**Extract to read**

***

Penton: NHL coaching improvement not always rewarded
By Bruce Penton
Duck! Here comes the axe!
Greg Cronin probably deserved better than to be fired at the end of the 2024-25 National Hockey League season. After all, he led the Anaheim Ducks to an 80-point season (35-37-10), which was a league-leading 35.5-per-cent increase over the previous season’s disastrous 59-point campaign.
Cronin, probably among the least-recognizable coaches in the NHL outside of southern California, will deservedly get some coach-of-the-year votes but his relative success this season didn’t carry enough weight with Ducks’ general manager Pat Verbeek.
“I think I see this team at a point to where my expectation of this team is to make the playoffs next season,” Verbeek told Yarkbarker.com.
Coaching the Ducks for two years, Cronin’s record wasn’t great, but the talent he had to work with wasn’t so hot, either. His teams finished 25 games under .500 and the playoff drought for the team goes all the way back to 2018. Still, a 21-point improvement from one season to the next usually results in a contract extension with a big raise, not a firing.
Verbeek wasn’t happy with the team’s offence, which ranked 30th of the NHL’s 32 teams. Mason McTavish and Troy Terry tied for the team lead in goals with 22, and finding more firepower is at the top of Verbeek’s to-do list. With that in mind, high-scoring free agents Mitch Marner of the Leafs and Nikolaj Ehlers of the Jets are on his priority list.
So who will be the NHL’s coach of the year? Washington’s Spencer Carbery got a lot of attention this year for leading the Capitals to an Eastern Conference title and improving their points’ total from 91 to 111. Ottawa’s Travis Green will get a few votes for the Senators’ vast improvement from last year, in which they garnered 78 points, to the 97 and a wildcard playoff position this year. Scott Arniel of Winnipeg should get some consideration for the season-long consistency that earned his team the President’s Trophy, but the Jets' season-over-season gain was not that spectacular (110 to 116). Another top candidate is Montreal’s Martin St. Louis, who guided the Habs to the playoffs for the first time in four years. Montreal was second-last overall in early December before something magic started to happen in Montreal. Whether it was the team’s core finally coming together, the emergence of rookie flash Lane Hutson on defence or the coaching strategy of St. Louis working its magic, the Habs were red-hot down the stretch.

***

**Set problem A**
Answer these questions about the hockey coaching column, one per line:
(i) How many points did the Anaheim Ducks finish with in the 2024-25 season?
(ii) Which two players tied for the Ducks' lead in goals?
(iii) What was Winnipeg's points total this season?
**Set problem B**
Write the next few sentences of the hockey coaching column, picking up after its final sentence.
The lines that come next are separate material and are not part of the hockey column.

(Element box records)
***

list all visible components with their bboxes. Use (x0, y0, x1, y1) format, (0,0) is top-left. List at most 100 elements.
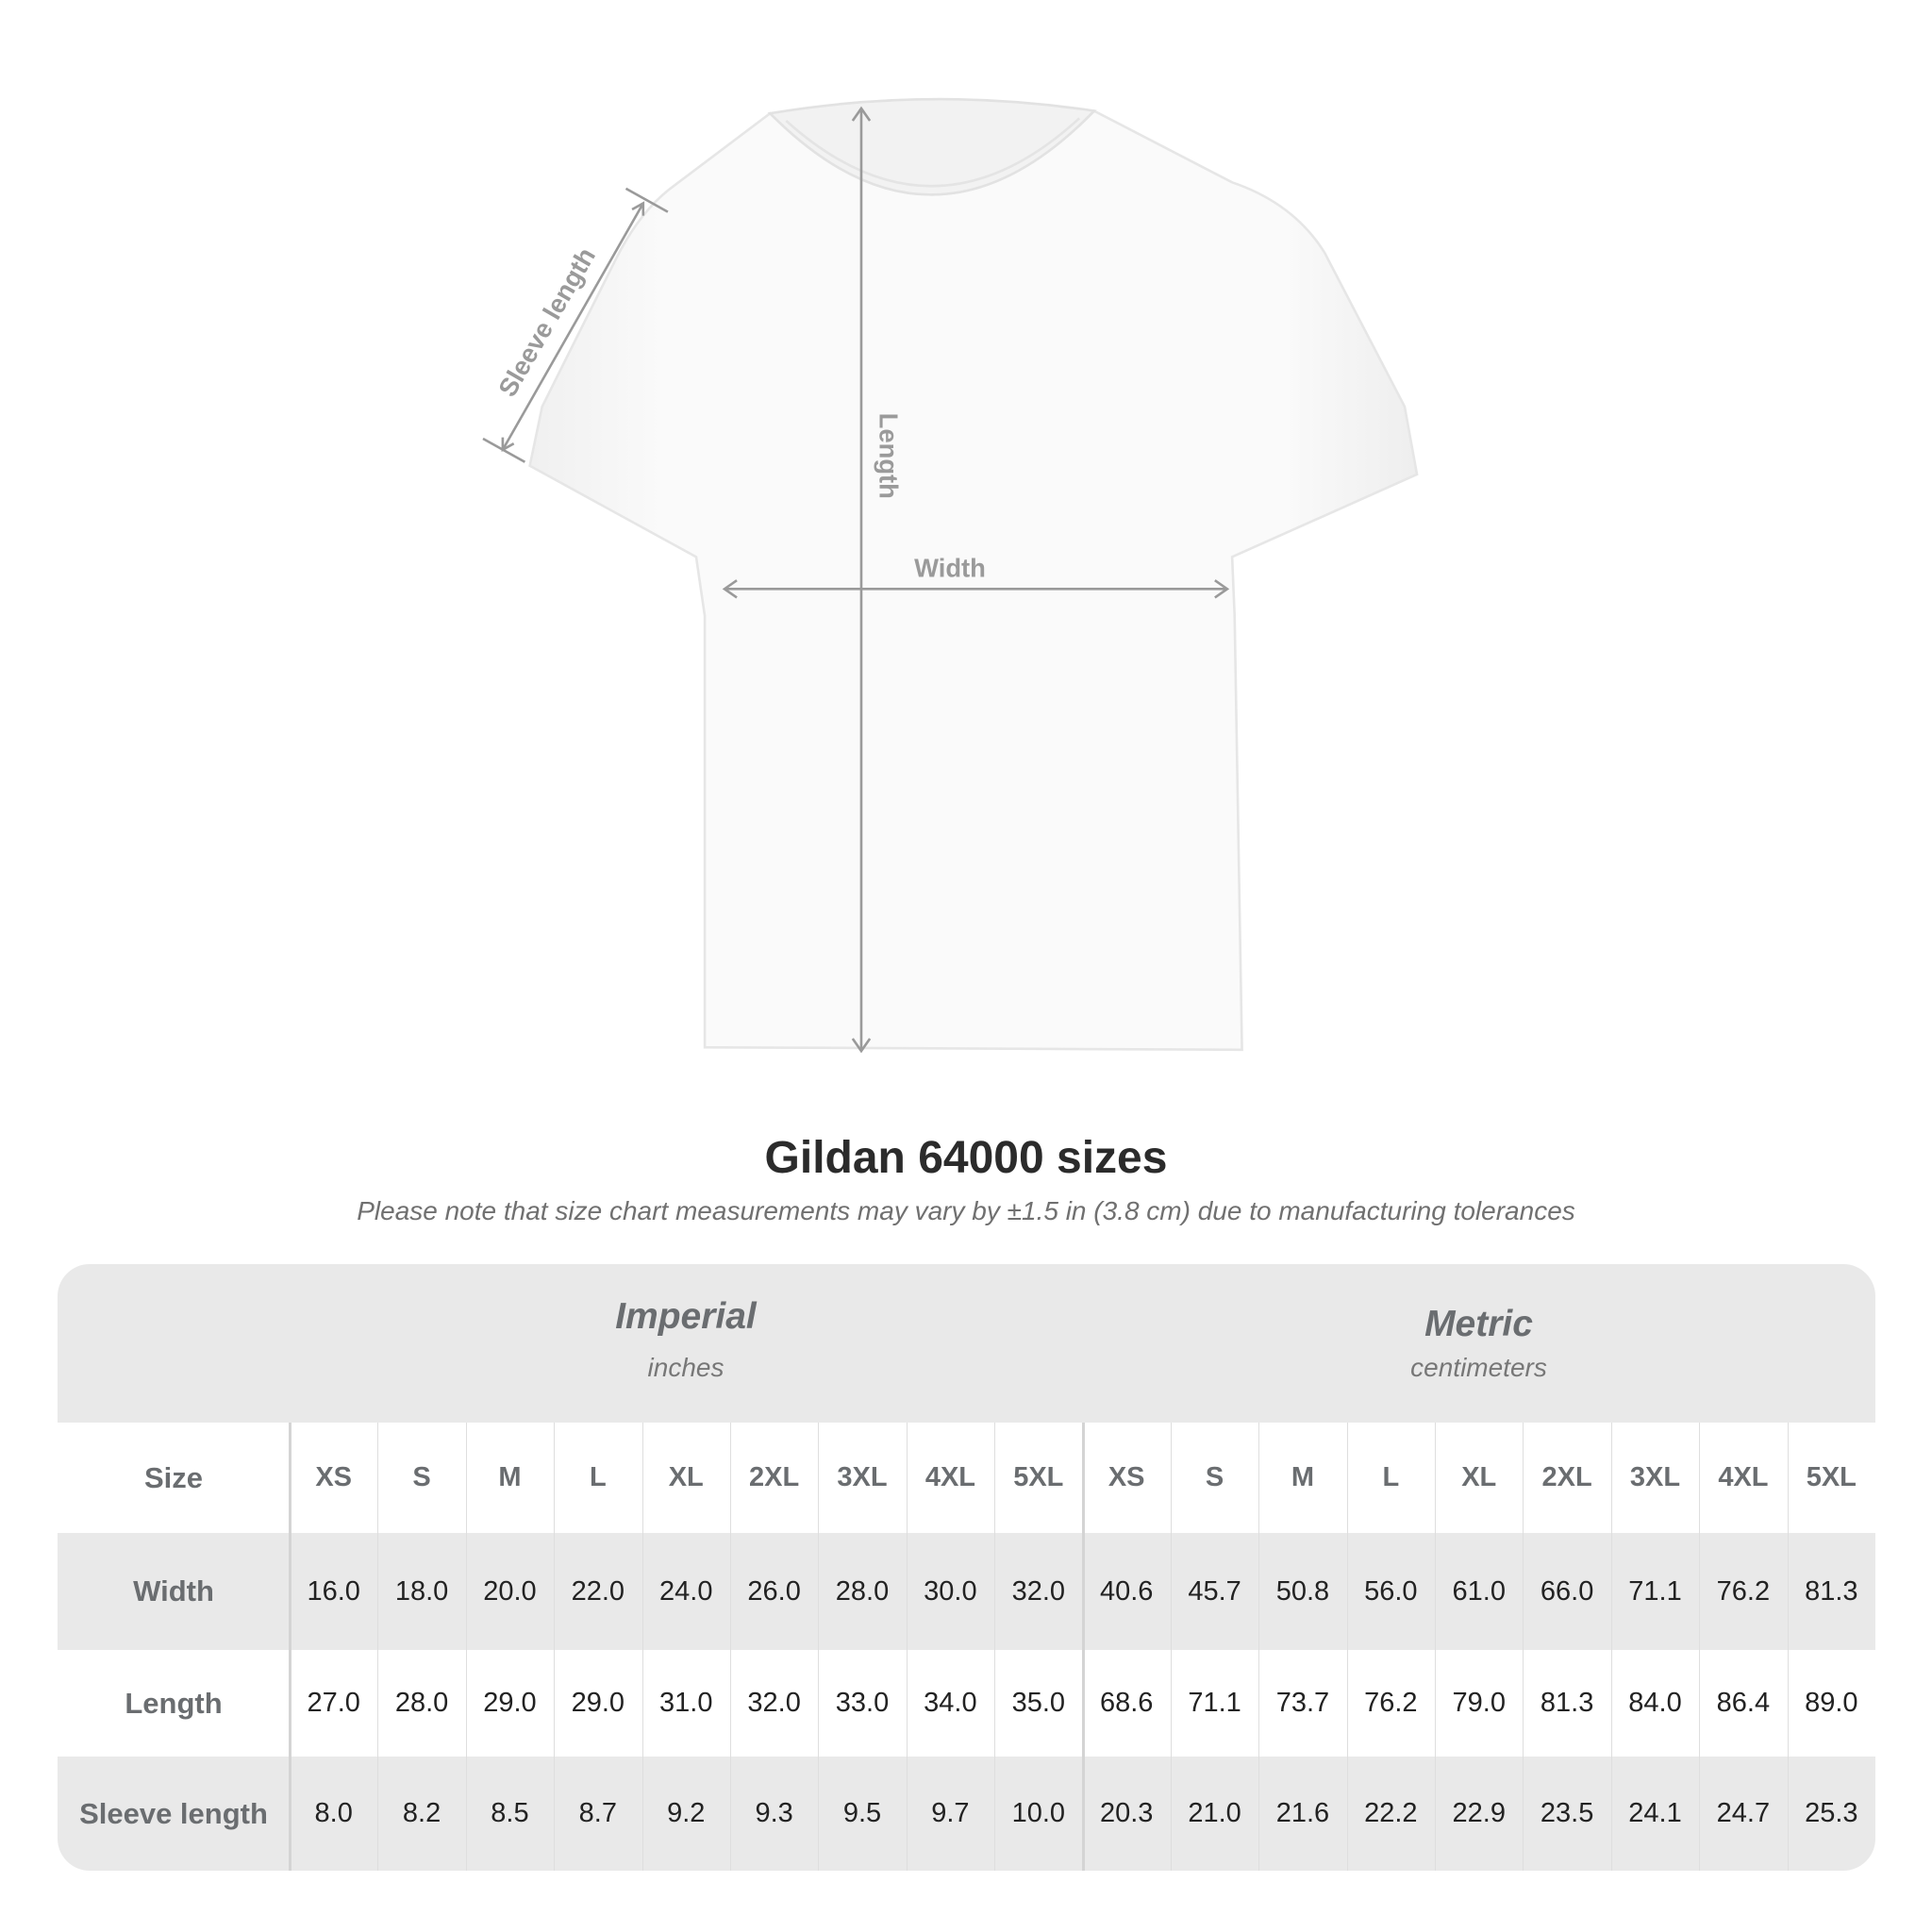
size-header-metric-xs: XS (1108, 1462, 1145, 1492)
table-cell: 21.0 (1188, 1798, 1241, 1828)
column-divider (1346, 1423, 1348, 1871)
imperial-title: Imperial (615, 1296, 757, 1337)
size-header-imperial-2xl: 2XL (749, 1462, 800, 1492)
table-cell: 18.0 (394, 1575, 449, 1607)
table-cell: 34.0 (924, 1688, 977, 1718)
column-divider (289, 1423, 291, 1871)
column-divider (1787, 1423, 1789, 1871)
size-header-imperial-4xl: 4XL (924, 1462, 975, 1492)
header-band (58, 1264, 1875, 1423)
table-cell: 22.9 (1452, 1798, 1506, 1828)
table-cell: 21.6 (1275, 1798, 1330, 1828)
length-label: Length (874, 413, 904, 499)
size-header-metric-2xl: 2XL (1541, 1462, 1592, 1492)
table-cell: 9.7 (931, 1798, 970, 1828)
row-band-width (58, 1533, 1875, 1650)
table-cell: 22.0 (571, 1575, 625, 1607)
table-cell: 66.0 (1540, 1575, 1594, 1607)
table-cell: 30.0 (924, 1575, 977, 1607)
table-cell: 8.5 (491, 1798, 529, 1828)
size-header-imperial-5xl: 5XL (1013, 1462, 1064, 1492)
table-cell: 76.2 (1716, 1575, 1771, 1607)
size-header-imperial-l: L (589, 1462, 607, 1492)
column-divider (1435, 1423, 1437, 1871)
tshirt-measurement-diagram: Sleeve length Length Width (482, 97, 1419, 1054)
column-divider (729, 1423, 731, 1871)
table-cell: 32.0 (1011, 1575, 1066, 1607)
table-cell: 40.6 (1099, 1575, 1154, 1607)
table-cell: 84.0 (1628, 1688, 1682, 1718)
table-cell: 73.7 (1275, 1688, 1330, 1718)
table-cell: 24.1 (1628, 1798, 1682, 1828)
table-cell: 24.0 (659, 1575, 713, 1607)
column-divider (1699, 1423, 1701, 1871)
table-cell: 24.7 (1716, 1798, 1771, 1828)
table-cell: 79.0 (1452, 1688, 1506, 1718)
size-header-metric-3xl: 3XL (1629, 1462, 1681, 1492)
column-divider (1523, 1423, 1524, 1871)
table-cell: 71.1 (1188, 1688, 1241, 1718)
table-cell: 33.0 (835, 1688, 890, 1718)
table-cell: 26.0 (747, 1575, 801, 1607)
table-cell: 9.5 (842, 1798, 882, 1828)
table-cell: 29.0 (483, 1688, 537, 1718)
collar (767, 97, 1097, 196)
imperial-group-header: Imperial inches (290, 1264, 1082, 1423)
table-cell: 9.3 (755, 1798, 793, 1828)
page-title: Gildan 64000 sizes (764, 1133, 1168, 1183)
table-cell: 50.8 (1275, 1575, 1330, 1607)
size-header-metric-xl: XL (1461, 1462, 1497, 1492)
table-cell: 61.0 (1452, 1575, 1506, 1607)
column-divider (994, 1423, 996, 1871)
row-label: Width (133, 1574, 214, 1607)
table-cell: 45.7 (1188, 1575, 1241, 1607)
table-cell: 8.0 (314, 1798, 353, 1828)
size-header-label: Size (143, 1460, 204, 1494)
table-cell: 16.0 (307, 1575, 360, 1607)
table-cell: 9.2 (667, 1798, 706, 1828)
column-divider (906, 1423, 908, 1871)
size-header-imperial-xs: XS (315, 1462, 353, 1492)
table-cell: 35.0 (1011, 1688, 1066, 1718)
column-divider (1610, 1423, 1612, 1871)
column-divider (1081, 1423, 1085, 1871)
sleeve-measure-line (501, 202, 644, 451)
table-cell: 27.0 (307, 1688, 360, 1718)
column-divider (377, 1423, 379, 1871)
row-label: Length (125, 1686, 223, 1720)
size-header-metric-5xl: 5XL (1806, 1462, 1857, 1492)
tolerance-note: Please note that size chart measurements… (357, 1196, 1575, 1225)
table-cell: 81.3 (1805, 1575, 1858, 1607)
size-chart-table: Imperial inches Metric centimeters Size X… (58, 1264, 1875, 1871)
table-cell: 22.2 (1364, 1798, 1418, 1828)
table-cell: 8.7 (578, 1798, 617, 1828)
column-divider (1170, 1423, 1172, 1871)
size-header-metric-l: L (1382, 1462, 1400, 1492)
table-cell: 81.3 (1540, 1688, 1594, 1718)
table-cell: 31.0 (659, 1688, 713, 1718)
column-divider (465, 1423, 467, 1871)
row-label: Sleeve length (79, 1796, 268, 1830)
table-cell: 23.5 (1540, 1798, 1594, 1828)
size-header-metric-4xl: 4XL (1718, 1462, 1769, 1492)
width-label: Width (914, 553, 986, 582)
table-cell: 8.2 (402, 1798, 441, 1828)
table-cell: 86.4 (1716, 1688, 1771, 1718)
metric-group-header: Metric centimeters (1082, 1264, 1875, 1423)
table-cell: 25.3 (1805, 1798, 1858, 1828)
column-divider (818, 1423, 820, 1871)
column-divider (641, 1423, 643, 1871)
table-cell: 68.6 (1099, 1688, 1154, 1718)
size-header-metric-s: S (1205, 1462, 1224, 1492)
size-header-imperial-3xl: 3XL (837, 1462, 888, 1492)
column-divider (554, 1423, 556, 1871)
imperial-unit: inches (647, 1353, 724, 1382)
size-header-metric-m: M (1291, 1462, 1315, 1492)
table-cell: 71.1 (1628, 1575, 1682, 1607)
table-cell: 28.0 (394, 1688, 449, 1718)
column-divider (1258, 1423, 1260, 1871)
metric-title: Metric (1424, 1304, 1533, 1344)
row-band-sleeve (58, 1757, 1875, 1871)
size-header-imperial-xl: XL (668, 1462, 704, 1492)
size-header-imperial-m: M (498, 1462, 522, 1492)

***

**Output A**
(i) 80 points
(ii) Mason McTavish and Troy Terry
(iii) 116 points

**Output B**
But the best of them all might be Dean Evason of the Columbus Blue Jackets, who didn’t make the playoffs, but went right down to Game 82 before being eliminated. The Jackets’ point improvement (66 last year to 89 this year, a 34.8 per cent increase) was impressive, even more so when you consider that their best player, Johnny Gaudreau, was killed in an August car-bicycle crash. But Evason’s percentage improvement still didn’t match Cronin’s 35.5, and look where it got the ex-Ducks’ bench boss.
Vancouver comedy guy Torben Rolfsen: “Tiger Woods’ design firm is going to build a nine-hole short course at Augusta National. Prediction: They’ll hold a tournament there called the Mistresses.”
Super 70s Sports: “I cannot emphasize how little I care what the speed of a home run was. ‘He crushed a 105.8 mph homer!’ means nothing to me. To paraphrase Satchell Paige, ‘Did it go over the fence, wild child?’”
From an X user called Thank the Stars: “If they do speed and launch angle for HRs they should do it for every ball in play. Let the people know about that 60 mph soft grounder with a launch angle of seven.”
Janice Hough of leftcoastsportsbabe.com, after the first day of the NFL draft: “Imagine being Cam Ward, No. 1 pick in the NFL draft. And all the media is about the guy who HASN’T been drafted yet.”
Columnist Norman Chad: “Shedeur Sanders has fallen so far down in the NFL draft, he’s watching it with me tonight.”
Another one from Chad: “President Trump just signed an executive order placing Shedeur Sanders on an undisclosed NFL team.”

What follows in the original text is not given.